[[ EXTRACTED ENTRIES, beginning ]]

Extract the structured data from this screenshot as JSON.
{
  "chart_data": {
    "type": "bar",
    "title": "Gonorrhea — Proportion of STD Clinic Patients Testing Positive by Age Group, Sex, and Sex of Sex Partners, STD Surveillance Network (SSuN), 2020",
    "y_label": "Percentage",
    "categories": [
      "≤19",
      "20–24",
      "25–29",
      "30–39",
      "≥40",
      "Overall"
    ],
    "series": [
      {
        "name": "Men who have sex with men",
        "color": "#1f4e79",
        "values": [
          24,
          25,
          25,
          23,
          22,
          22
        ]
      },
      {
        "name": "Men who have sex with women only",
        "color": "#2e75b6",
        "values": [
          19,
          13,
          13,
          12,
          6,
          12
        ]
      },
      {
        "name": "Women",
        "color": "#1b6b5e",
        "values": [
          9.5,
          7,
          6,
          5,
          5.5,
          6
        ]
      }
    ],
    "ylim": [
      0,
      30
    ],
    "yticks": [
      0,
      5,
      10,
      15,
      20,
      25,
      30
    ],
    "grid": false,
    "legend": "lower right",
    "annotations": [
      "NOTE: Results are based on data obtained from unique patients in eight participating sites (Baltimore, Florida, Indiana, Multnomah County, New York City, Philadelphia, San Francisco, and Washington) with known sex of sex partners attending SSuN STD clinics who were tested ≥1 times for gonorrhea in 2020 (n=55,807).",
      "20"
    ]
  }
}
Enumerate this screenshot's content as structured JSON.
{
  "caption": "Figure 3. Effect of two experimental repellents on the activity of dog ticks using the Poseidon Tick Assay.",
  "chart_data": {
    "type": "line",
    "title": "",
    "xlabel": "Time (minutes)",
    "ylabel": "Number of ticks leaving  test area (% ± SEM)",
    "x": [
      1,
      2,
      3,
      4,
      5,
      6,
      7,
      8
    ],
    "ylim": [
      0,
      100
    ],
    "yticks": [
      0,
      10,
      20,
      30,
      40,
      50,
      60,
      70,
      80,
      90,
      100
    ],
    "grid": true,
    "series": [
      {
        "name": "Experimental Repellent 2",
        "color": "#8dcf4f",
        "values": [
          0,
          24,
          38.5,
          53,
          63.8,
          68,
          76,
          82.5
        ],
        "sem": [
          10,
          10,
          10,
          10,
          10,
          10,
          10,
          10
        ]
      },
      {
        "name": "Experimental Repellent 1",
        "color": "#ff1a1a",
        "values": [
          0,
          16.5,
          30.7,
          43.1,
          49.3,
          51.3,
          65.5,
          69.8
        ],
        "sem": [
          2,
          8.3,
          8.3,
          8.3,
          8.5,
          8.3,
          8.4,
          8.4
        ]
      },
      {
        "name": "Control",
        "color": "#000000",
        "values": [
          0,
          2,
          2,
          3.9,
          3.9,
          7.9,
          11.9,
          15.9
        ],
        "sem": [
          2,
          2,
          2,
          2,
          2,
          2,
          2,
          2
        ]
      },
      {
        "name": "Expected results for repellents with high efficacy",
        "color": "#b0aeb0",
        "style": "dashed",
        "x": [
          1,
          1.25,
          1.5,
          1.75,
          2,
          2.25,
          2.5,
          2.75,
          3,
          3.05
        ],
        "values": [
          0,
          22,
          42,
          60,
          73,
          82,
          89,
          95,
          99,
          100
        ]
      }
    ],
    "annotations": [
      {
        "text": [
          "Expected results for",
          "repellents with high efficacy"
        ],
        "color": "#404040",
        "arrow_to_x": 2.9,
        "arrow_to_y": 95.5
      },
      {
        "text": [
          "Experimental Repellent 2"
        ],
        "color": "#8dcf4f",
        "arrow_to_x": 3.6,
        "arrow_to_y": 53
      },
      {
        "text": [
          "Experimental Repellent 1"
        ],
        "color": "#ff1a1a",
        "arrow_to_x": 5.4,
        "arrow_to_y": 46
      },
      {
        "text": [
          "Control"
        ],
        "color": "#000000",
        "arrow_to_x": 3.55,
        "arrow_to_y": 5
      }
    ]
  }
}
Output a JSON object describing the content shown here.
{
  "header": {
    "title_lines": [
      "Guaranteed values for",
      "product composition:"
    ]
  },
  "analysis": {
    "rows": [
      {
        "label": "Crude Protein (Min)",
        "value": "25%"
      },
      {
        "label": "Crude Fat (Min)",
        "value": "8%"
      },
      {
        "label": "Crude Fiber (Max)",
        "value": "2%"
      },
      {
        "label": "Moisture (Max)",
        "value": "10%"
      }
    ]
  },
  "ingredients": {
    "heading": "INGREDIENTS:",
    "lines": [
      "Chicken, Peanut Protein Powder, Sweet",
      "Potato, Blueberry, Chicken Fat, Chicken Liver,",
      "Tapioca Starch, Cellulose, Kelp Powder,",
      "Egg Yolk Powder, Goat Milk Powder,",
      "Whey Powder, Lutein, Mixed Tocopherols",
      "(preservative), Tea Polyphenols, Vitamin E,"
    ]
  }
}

[[ EXTRACTED ENTRIES, end ]]

**EXERCISE INSTRUCTIONS**
Retype each line above with no alterations.

**WRITTEN SOLUTION**
Extract the structured data from this screenshot as JSON.
{
  "chart_data": {
    "type": "bar",
    "title": "Gonorrhea — Proportion of STD Clinic Patients Testing Positive by Age Group, Sex, and Sex of Sex Partners, STD Surveillance Network (SSuN), 2020",
    "y_label": "Percentage",
    "categories": [
      "≤19",
      "20–24",
      "25–29",
      "30–39",
      "≥40",
      "Overall"
    ],
    "series": [
      {
        "name": "Men who have sex with men",
        "color": "#1f4e79",
        "values": [
          24,
          25,
          25,
          23,
          22,
          22
        ]
      },
      {
        "name": "Men who have sex with women only",
        "color": "#2e75b6",
        "values": [
          19,
          13,
          13,
          12,
          6,
          12
        ]
      },
      {
        "name": "Women",
        "color": "#1b6b5e",
        "values": [
          9.5,
          7,
          6,
          5,
          5.5,
          6
        ]
      }
    ],
    "ylim": [
      0,
      30
    ],
    "yticks": [
      0,
      5,
      10,
      15,
      20,
      25,
      30
    ],
    "grid": false,
    "legend": "lower right",
    "annotations": [
      "NOTE: Results are based on data obtained from unique patients in eight participating sites (Baltimore, Florida, Indiana, Multnomah County, New York City, Philadelphia, San Francisco, and Washington) with known sex of sex partners attending SSuN STD clinics who were tested ≥1 times for gonorrhea in 2020 (n=55,807).",
      "20"
    ]
  }
}
Enumerate this screenshot's content as structured JSON.
{
  "caption": "Figure 3. Effect of two experimental repellents on the activity of dog ticks using the Poseidon Tick Assay.",
  "chart_data": {
    "type": "line",
    "title": "",
    "xlabel": "Time (minutes)",
    "ylabel": "Number of ticks leaving  test area (% ± SEM)",
    "x": [
      1,
      2,
      3,
      4,
      5,
      6,
      7,
      8
    ],
    "ylim": [
      0,
      100
    ],
    "yticks": [
      0,
      10,
      20,
      30,
      40,
      50,
      60,
      70,
      80,
      90,
      100
    ],
    "grid": true,
    "series": [
      {
        "name": "Experimental Repellent 2",
        "color": "#8dcf4f",
        "values": [
          0,
          24,
          38.5,
          53,
          63.8,
          68,
          76,
          82.5
        ],
        "sem": [
          10,
          10,
          10,
          10,
          10,
          10,
          10,
          10
        ]
      },
      {
        "name": "Experimental Repellent 1",
        "color": "#ff1a1a",
        "values": [
          0,
          16.5,
          30.7,
          43.1,
          49.3,
          51.3,
          65.5,
          69.8
        ],
        "sem": [
          2,
          8.3,
          8.3,
          8.3,
          8.5,
          8.3,
          8.4,
          8.4
        ]
      },
      {
        "name": "Control",
        "color": "#000000",
        "values": [
          0,
          2,
          2,
          3.9,
          3.9,
          7.9,
          11.9,
          15.9
        ],
        "sem": [
          2,
          2,
          2,
          2,
          2,
          2,
          2,
          2
        ]
      },
      {
        "name": "Expected results for repellents with high efficacy",
        "color": "#b0aeb0",
        "style": "dashed",
        "x": [
          1,
          1.25,
          1.5,
          1.75,
          2,
          2.25,
          2.5,
          2.75,
          3,
          3.05
        ],
        "values": [
          0,
          22,
          42,
          60,
          73,
          82,
          89,
          95,
          99,
          100
        ]
      }
    ],
    "annotations": [
      {
        "text": [
          "Expected results for",
          "repellents with high efficacy"
        ],
        "color": "#404040",
        "arrow_to_x": 2.9,
        "arrow_to_y": 95.5
      },
      {
        "text": [
          "Experimental Repellent 2"
        ],
        "color": "#8dcf4f",
        "arrow_to_x": 3.6,
        "arrow_to_y": 53
      },
      {
        "text": [
          "Experimental Repellent 1"
        ],
        "color": "#ff1a1a",
        "arrow_to_x": 5.4,
        "arrow_to_y": 46
      },
      {
        "text": [
          "Control"
        ],
        "color": "#000000",
        "arrow_to_x": 3.55,
        "arrow_to_y": 5
      }
    ]
  }
}
Output a JSON object describing the content shown here.
{
  "header": {
    "title_lines": [
      "Guaranteed values for",
      "product composition:"
    ]
  },
  "analysis": {
    "rows": [
      {
        "label": "Crude Protein (Min)",
        "value": "25%"
      },
      {
        "label": "Crude Fat (Min)",
        "value": "8%"
      },
      {
        "label": "Crude Fiber (Max)",
        "value": "2%"
      },
      {
        "label": "Moisture (Max)",
        "value": "10%"
      }
    ]
  },
  "ingredients": {
    "heading": "INGREDIENTS:",
    "lines": [
      "Chicken, Peanut Protein Powder, Sweet",
      "Potato, Blueberry, Chicken Fat, Chicken Liver,",
      "Tapioca Starch, Cellulose, Kelp Powder,",
      "Egg Yolk Powder, Goat Milk Powder,",
      "Whey Powder, Lutein, Mixed Tocopherols",
      "(preservative), Tea Polyphenols, Vitamin E,"
    ]
  }
}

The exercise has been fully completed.